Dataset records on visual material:
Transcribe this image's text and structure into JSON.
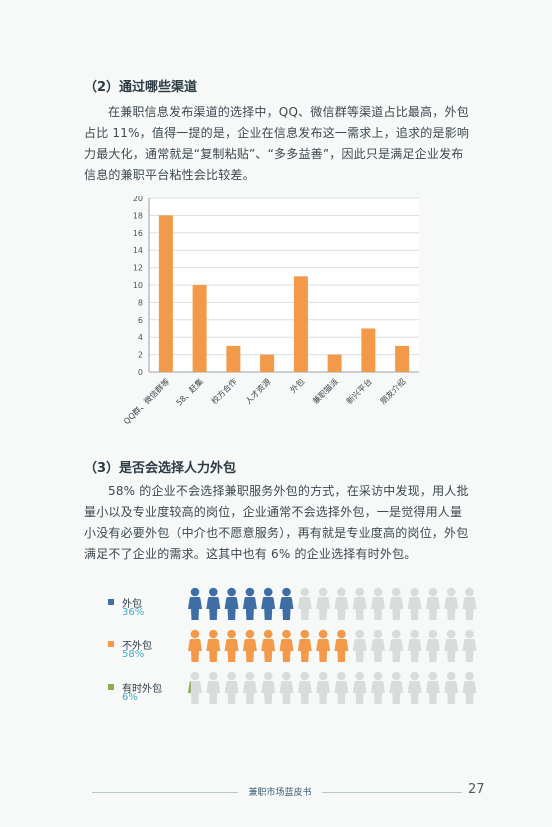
{
  "section2": {
    "heading": "（2）通过哪些渠道",
    "paragraph": "在兼职信息发布渠道的选择中，QQ、微信群等渠道占比最高，外包占比 11%，值得一提的是，企业在信息发布这一需求上，追求的是影响力最大化，通常就是“复制粘贴”、“多多益善”，因此只是满足企业发布信息的兼职平台粘性会比较差。"
  },
  "chart_data": {
    "type": "bar",
    "categories": [
      "QQ群、微信群等",
      "58、赶集",
      "校方合作",
      "人才资源",
      "外包",
      "兼职猫派",
      "新兴平台",
      "朋友介绍"
    ],
    "values": [
      18,
      10,
      3,
      2,
      11,
      2,
      5,
      3
    ],
    "ylim": [
      0,
      20
    ],
    "yticks": [
      0,
      2,
      4,
      6,
      8,
      10,
      12,
      14,
      16,
      18,
      20
    ],
    "grid": true,
    "colors": {
      "bar": "#f29a4a",
      "axis": "#9aa4a8",
      "grid": "#d9dfe1"
    }
  },
  "section3": {
    "heading": "（3）是否会选择人力外包",
    "paragraph": "58% 的企业不会选择兼职服务外包的方式，在采访中发现，用人批量小以及专业度较高的岗位，企业通常不会选择外包，一是觉得用人量小没有必要外包（中介也不愿意服务），再有就是专业度高的岗位，外包满足不了企业的需求。这其中也有 6% 的企业选择有时外包。"
  },
  "pictogram": {
    "total_icons": 16,
    "items": [
      {
        "label": "外包",
        "percent": "36%",
        "filled": 6,
        "color": "#3e6ea3",
        "icon": "person-icon"
      },
      {
        "label": "不外包",
        "percent": "58%",
        "filled": 9,
        "color": "#f29a4a",
        "icon": "person-icon"
      },
      {
        "label": "有时外包",
        "percent": "6%",
        "filled": 0.5,
        "color": "#8cab4f",
        "icon": "person-icon"
      }
    ],
    "empty_color": "#d9dcdc"
  },
  "footer": {
    "title": "兼职市场蓝皮书",
    "page_number": "27"
  }
}
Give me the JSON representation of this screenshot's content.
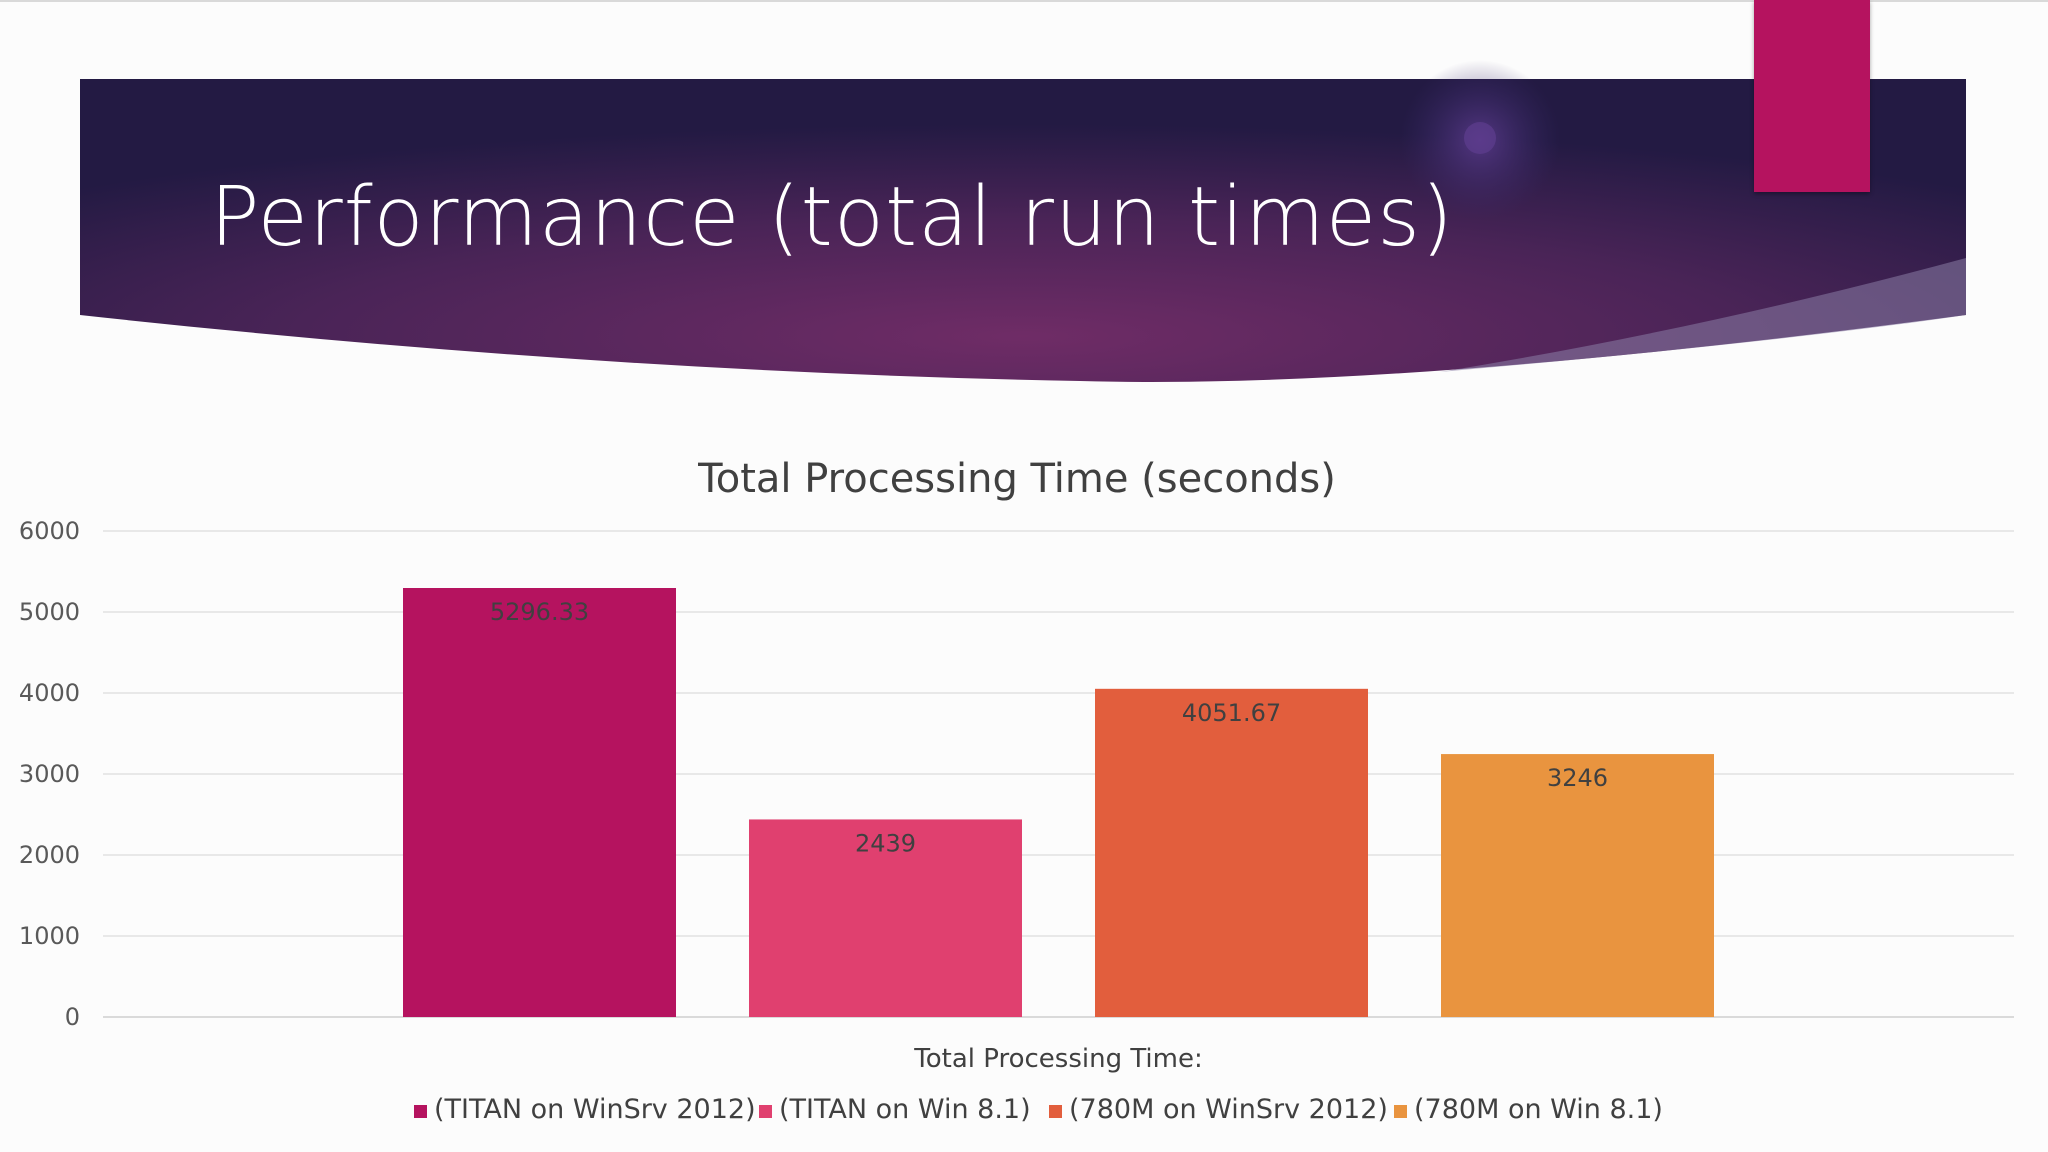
{
  "slide": {
    "title": "Performance (total run times)"
  },
  "colors": {
    "banner_dark": "#2a1d4a",
    "banner_mid": "#6a2a63",
    "accent": "#b5135f"
  },
  "chart_data": {
    "type": "bar",
    "title": "Total Processing Time (seconds)",
    "categories": [
      "Total Processing Time:"
    ],
    "series": [
      {
        "name": "(TITAN on WinSrv 2012)",
        "values": [
          5296.33
        ],
        "color": "#b5135f",
        "label": "5296.33"
      },
      {
        "name": "(TITAN on Win 8.1)",
        "values": [
          2439
        ],
        "color": "#e0406f",
        "label": "2439"
      },
      {
        "name": "(780M on WinSrv 2012)",
        "values": [
          4051.67
        ],
        "color": "#e25e3d",
        "label": "4051.67"
      },
      {
        "name": "(780M on Win 8.1)",
        "values": [
          3246
        ],
        "color": "#e9943f",
        "label": "3246"
      }
    ],
    "ylim": [
      0,
      6000
    ],
    "yticks": [
      0,
      1000,
      2000,
      3000,
      4000,
      5000,
      6000
    ],
    "grid": true,
    "legend": "bottom"
  }
}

**What the task requires**. In your copy of the records, include no pictures; repeat everything else exactly.

**Answer to the problem**.
Transcribe this image's text and structure into JSON.
{
  "section2": {
    "heading": "（2）通过哪些渠道",
    "paragraph": "在兼职信息发布渠道的选择中，QQ、微信群等渠道占比最高，外包占比 11%，值得一提的是，企业在信息发布这一需求上，追求的是影响力最大化，通常就是“复制粘贴”、“多多益善”，因此只是满足企业发布信息的兼职平台粘性会比较差。"
  },
  "chart_data": {
    "type": "bar",
    "categories": [
      "QQ群、微信群等",
      "58、赶集",
      "校方合作",
      "人才资源",
      "外包",
      "兼职猫派",
      "新兴平台",
      "朋友介绍"
    ],
    "values": [
      18,
      10,
      3,
      2,
      11,
      2,
      5,
      3
    ],
    "ylim": [
      0,
      20
    ],
    "yticks": [
      0,
      2,
      4,
      6,
      8,
      10,
      12,
      14,
      16,
      18,
      20
    ],
    "grid": true,
    "colors": {
      "bar": "#f29a4a",
      "axis": "#9aa4a8",
      "grid": "#d9dfe1"
    }
  },
  "section3": {
    "heading": "（3）是否会选择人力外包",
    "paragraph": "58% 的企业不会选择兼职服务外包的方式，在采访中发现，用人批量小以及专业度较高的岗位，企业通常不会选择外包，一是觉得用人量小没有必要外包（中介也不愿意服务），再有就是专业度高的岗位，外包满足不了企业的需求。这其中也有 6% 的企业选择有时外包。"
  },
  "pictogram": {
    "total_icons": 16,
    "items": [
      {
        "label": "外包",
        "percent": "36%",
        "filled": 6,
        "color": "#3e6ea3",
        "icon": "person-icon"
      },
      {
        "label": "不外包",
        "percent": "58%",
        "filled": 9,
        "color": "#f29a4a",
        "icon": "person-icon"
      },
      {
        "label": "有时外包",
        "percent": "6%",
        "filled": 0.5,
        "color": "#8cab4f",
        "icon": "person-icon"
      }
    ],
    "empty_color": "#d9dcdc"
  },
  "footer": {
    "title": "兼职市场蓝皮书",
    "page_number": "27"
  }
}
Give me the JSON representation of this screenshot's content.
{
  "slide": {
    "title": "Performance (total run times)"
  },
  "colors": {
    "banner_dark": "#2a1d4a",
    "banner_mid": "#6a2a63",
    "accent": "#b5135f"
  },
  "chart_data": {
    "type": "bar",
    "title": "Total Processing Time (seconds)",
    "categories": [
      "Total Processing Time:"
    ],
    "series": [
      {
        "name": "(TITAN on WinSrv 2012)",
        "values": [
          5296.33
        ],
        "color": "#b5135f",
        "label": "5296.33"
      },
      {
        "name": "(TITAN on Win 8.1)",
        "values": [
          2439
        ],
        "color": "#e0406f",
        "label": "2439"
      },
      {
        "name": "(780M on WinSrv 2012)",
        "values": [
          4051.67
        ],
        "color": "#e25e3d",
        "label": "4051.67"
      },
      {
        "name": "(780M on Win 8.1)",
        "values": [
          3246
        ],
        "color": "#e9943f",
        "label": "3246"
      }
    ],
    "ylim": [
      0,
      6000
    ],
    "yticks": [
      0,
      1000,
      2000,
      3000,
      4000,
      5000,
      6000
    ],
    "grid": true,
    "legend": "bottom"
  }
}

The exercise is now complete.